Task objective – Reproduce the listing below, substituting "dust-mark" for each occurrence of "speck" and keeping every other character unchanged.

Input –
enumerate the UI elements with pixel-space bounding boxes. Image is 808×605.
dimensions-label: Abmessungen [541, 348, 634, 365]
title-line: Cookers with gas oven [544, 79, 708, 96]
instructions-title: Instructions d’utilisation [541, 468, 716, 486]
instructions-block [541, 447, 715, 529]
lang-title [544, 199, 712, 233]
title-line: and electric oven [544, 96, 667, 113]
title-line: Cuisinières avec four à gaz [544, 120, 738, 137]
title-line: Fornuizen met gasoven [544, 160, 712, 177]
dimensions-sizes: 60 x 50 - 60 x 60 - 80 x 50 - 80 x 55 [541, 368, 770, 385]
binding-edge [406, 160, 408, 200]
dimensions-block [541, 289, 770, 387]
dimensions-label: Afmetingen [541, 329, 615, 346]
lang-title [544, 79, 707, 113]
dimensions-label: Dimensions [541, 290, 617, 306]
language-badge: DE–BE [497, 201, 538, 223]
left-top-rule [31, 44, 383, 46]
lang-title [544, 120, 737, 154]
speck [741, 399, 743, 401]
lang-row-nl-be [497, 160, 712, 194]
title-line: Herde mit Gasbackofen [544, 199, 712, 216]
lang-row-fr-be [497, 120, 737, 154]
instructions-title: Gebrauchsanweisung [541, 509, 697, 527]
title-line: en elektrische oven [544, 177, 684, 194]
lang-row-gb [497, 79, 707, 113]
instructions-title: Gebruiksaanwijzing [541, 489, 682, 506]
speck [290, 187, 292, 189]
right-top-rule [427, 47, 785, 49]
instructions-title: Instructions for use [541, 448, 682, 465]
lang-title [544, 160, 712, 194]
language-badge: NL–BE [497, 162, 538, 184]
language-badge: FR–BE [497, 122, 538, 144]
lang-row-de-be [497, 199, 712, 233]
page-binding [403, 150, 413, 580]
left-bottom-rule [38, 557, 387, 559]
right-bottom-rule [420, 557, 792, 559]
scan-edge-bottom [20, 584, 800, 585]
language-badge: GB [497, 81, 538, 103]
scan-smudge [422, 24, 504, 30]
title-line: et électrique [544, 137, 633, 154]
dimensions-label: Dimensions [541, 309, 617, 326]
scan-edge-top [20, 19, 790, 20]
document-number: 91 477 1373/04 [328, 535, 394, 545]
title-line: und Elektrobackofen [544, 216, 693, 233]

The answer –
enumerate the UI elements with pixel-space bounding boxes. Image is 808×605.
dimensions-label: Abmessungen [541, 348, 634, 365]
title-line: Cookers with gas oven [544, 79, 708, 96]
instructions-title: Instructions d’utilisation [541, 468, 716, 486]
instructions-block [541, 447, 715, 529]
lang-title [544, 199, 712, 233]
title-line: and electric oven [544, 96, 667, 113]
title-line: Cuisinières avec four à gaz [544, 120, 738, 137]
title-line: Fornuizen met gasoven [544, 160, 712, 177]
dimensions-sizes: 60 x 50 - 60 x 60 - 80 x 50 - 80 x 55 [541, 368, 770, 385]
binding-edge [406, 160, 408, 200]
dimensions-block [541, 289, 770, 387]
dimensions-label: Afmetingen [541, 329, 615, 346]
lang-title [544, 79, 707, 113]
dimensions-label: Dimensions [541, 290, 617, 306]
language-badge: DE–BE [497, 201, 538, 223]
left-top-rule [31, 44, 383, 46]
lang-title [544, 120, 737, 154]
dust-mark [741, 399, 743, 401]
lang-row-nl-be [497, 160, 712, 194]
title-line: Herde mit Gasbackofen [544, 199, 712, 216]
lang-row-fr-be [497, 120, 737, 154]
instructions-title: Gebrauchsanweisung [541, 509, 697, 527]
title-line: en elektrische oven [544, 177, 684, 194]
lang-row-gb [497, 79, 707, 113]
instructions-title: Gebruiksaanwijzing [541, 489, 682, 506]
dust-mark [290, 187, 292, 189]
right-top-rule [427, 47, 785, 49]
instructions-title: Instructions for use [541, 448, 682, 465]
lang-title [544, 160, 712, 194]
language-badge: NL–BE [497, 162, 538, 184]
language-badge: FR–BE [497, 122, 538, 144]
lang-row-de-be [497, 199, 712, 233]
page-binding [403, 150, 413, 580]
left-bottom-rule [38, 557, 387, 559]
right-bottom-rule [420, 557, 792, 559]
scan-edge-bottom [20, 584, 800, 585]
language-badge: GB [497, 81, 538, 103]
scan-smudge [422, 24, 504, 30]
title-line: et électrique [544, 137, 633, 154]
dimensions-label: Dimensions [541, 309, 617, 326]
scan-edge-top [20, 19, 790, 20]
document-number: 91 477 1373/04 [328, 535, 394, 545]
title-line: und Elektrobackofen [544, 216, 693, 233]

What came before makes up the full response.